— Start —

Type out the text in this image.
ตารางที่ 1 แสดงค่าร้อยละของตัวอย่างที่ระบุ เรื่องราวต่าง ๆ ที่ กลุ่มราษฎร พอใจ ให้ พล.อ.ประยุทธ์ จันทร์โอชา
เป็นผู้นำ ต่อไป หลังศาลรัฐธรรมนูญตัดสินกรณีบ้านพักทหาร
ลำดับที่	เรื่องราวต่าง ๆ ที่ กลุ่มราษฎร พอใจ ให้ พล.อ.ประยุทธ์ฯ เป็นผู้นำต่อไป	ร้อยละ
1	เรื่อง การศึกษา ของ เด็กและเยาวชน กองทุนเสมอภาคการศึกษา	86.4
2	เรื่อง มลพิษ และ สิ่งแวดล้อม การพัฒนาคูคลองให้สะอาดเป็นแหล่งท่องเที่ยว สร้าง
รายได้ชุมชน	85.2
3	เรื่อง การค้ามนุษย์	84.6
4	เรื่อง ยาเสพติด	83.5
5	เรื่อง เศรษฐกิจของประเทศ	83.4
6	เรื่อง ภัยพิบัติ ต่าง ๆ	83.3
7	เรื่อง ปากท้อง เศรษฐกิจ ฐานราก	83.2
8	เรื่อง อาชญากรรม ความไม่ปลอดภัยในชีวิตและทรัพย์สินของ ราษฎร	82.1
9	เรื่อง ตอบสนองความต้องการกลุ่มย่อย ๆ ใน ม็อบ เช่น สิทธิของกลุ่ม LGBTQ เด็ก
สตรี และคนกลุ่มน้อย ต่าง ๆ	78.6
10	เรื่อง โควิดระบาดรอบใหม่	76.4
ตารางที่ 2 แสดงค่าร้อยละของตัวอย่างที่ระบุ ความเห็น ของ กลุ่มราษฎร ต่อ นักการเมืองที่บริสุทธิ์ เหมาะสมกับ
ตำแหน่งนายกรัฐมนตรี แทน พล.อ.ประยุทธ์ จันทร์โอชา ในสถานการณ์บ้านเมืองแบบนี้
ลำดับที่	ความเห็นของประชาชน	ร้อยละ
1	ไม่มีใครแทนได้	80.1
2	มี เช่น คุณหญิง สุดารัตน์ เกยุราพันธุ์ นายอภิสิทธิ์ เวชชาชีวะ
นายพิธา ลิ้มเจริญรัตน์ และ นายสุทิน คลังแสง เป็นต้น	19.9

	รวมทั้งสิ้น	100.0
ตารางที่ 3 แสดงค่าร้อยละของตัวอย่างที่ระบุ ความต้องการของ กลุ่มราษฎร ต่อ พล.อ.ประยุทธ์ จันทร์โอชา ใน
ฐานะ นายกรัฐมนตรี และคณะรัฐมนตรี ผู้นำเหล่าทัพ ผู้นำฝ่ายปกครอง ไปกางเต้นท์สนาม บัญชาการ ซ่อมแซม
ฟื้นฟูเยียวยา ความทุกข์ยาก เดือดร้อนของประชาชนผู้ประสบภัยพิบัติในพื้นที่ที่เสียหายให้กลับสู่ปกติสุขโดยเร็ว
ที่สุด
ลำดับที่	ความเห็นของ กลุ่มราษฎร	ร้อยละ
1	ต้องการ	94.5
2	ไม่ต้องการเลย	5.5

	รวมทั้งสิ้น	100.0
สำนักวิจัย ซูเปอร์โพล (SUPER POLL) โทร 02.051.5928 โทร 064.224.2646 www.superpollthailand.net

— End —

[Aim] Hand back the material above in full, exactly as written.

[Answer to this task]
Type out the text in this image.
ตารางที่ 1 แสดงค่าร้อยละของตัวอย่างที่ระบุ เรื่องราวต่าง ๆ ที่ กลุ่มราษฎร พอใจ ให้ พล.อ.ประยุทธ์ จันทร์โอชา
เป็นผู้นำ ต่อไป หลังศาลรัฐธรรมนูญตัดสินกรณีบ้านพักทหาร
ลำดับที่	เรื่องราวต่าง ๆ ที่ กลุ่มราษฎร พอใจ ให้ พล.อ.ประยุทธ์ฯ เป็นผู้นำต่อไป	ร้อยละ
1	เรื่อง การศึกษา ของ เด็กและเยาวชน กองทุนเสมอภาคการศึกษา	86.4
2	เรื่อง มลพิษ และ สิ่งแวดล้อม การพัฒนาคูคลองให้สะอาดเป็นแหล่งท่องเที่ยว สร้าง
รายได้ชุมชน	85.2
3	เรื่อง การค้ามนุษย์	84.6
4	เรื่อง ยาเสพติด	83.5
5	เรื่อง เศรษฐกิจของประเทศ	83.4
6	เรื่อง ภัยพิบัติ ต่าง ๆ	83.3
7	เรื่อง ปากท้อง เศรษฐกิจ ฐานราก	83.2
8	เรื่อง อาชญากรรม ความไม่ปลอดภัยในชีวิตและทรัพย์สินของ ราษฎร	82.1
9	เรื่อง ตอบสนองความต้องการกลุ่มย่อย ๆ ใน ม็อบ เช่น สิทธิของกลุ่ม LGBTQ เด็ก
สตรี และคนกลุ่มน้อย ต่าง ๆ	78.6
10	เรื่อง โควิดระบาดรอบใหม่	76.4
ตารางที่ 2 แสดงค่าร้อยละของตัวอย่างที่ระบุ ความเห็น ของ กลุ่มราษฎร ต่อ นักการเมืองที่บริสุทธิ์ เหมาะสมกับ
ตำแหน่งนายกรัฐมนตรี แทน พล.อ.ประยุทธ์ จันทร์โอชา ในสถานการณ์บ้านเมืองแบบนี้
ลำดับที่	ความเห็นของประชาชน	ร้อยละ
1	ไม่มีใครแทนได้	80.1
2	มี เช่น คุณหญิง สุดารัตน์ เกยุราพันธุ์ นายอภิสิทธิ์ เวชชาชีวะ
นายพิธา ลิ้มเจริญรัตน์ และ นายสุทิน คลังแสง เป็นต้น	19.9

	รวมทั้งสิ้น	100.0
ตารางที่ 3 แสดงค่าร้อยละของตัวอย่างที่ระบุ ความต้องการของ กลุ่มราษฎร ต่อ พล.อ.ประยุทธ์ จันทร์โอชา ใน
ฐานะ นายกรัฐมนตรี และคณะรัฐมนตรี ผู้นำเหล่าทัพ ผู้นำฝ่ายปกครอง ไปกางเต้นท์สนาม บัญชาการ ซ่อมแซม
ฟื้นฟูเยียวยา ความทุกข์ยาก เดือดร้อนของประชาชนผู้ประสบภัยพิบัติในพื้นที่ที่เสียหายให้กลับสู่ปกติสุขโดยเร็ว
ที่สุด
ลำดับที่	ความเห็นของ กลุ่มราษฎร	ร้อยละ
1	ต้องการ	94.5
2	ไม่ต้องการเลย	5.5

	รวมทั้งสิ้น	100.0
สำนักวิจัย ซูเปอร์โพล (SUPER POLL) โทร 02.051.5928 โทร 064.224.2646 www.superpollthailand.net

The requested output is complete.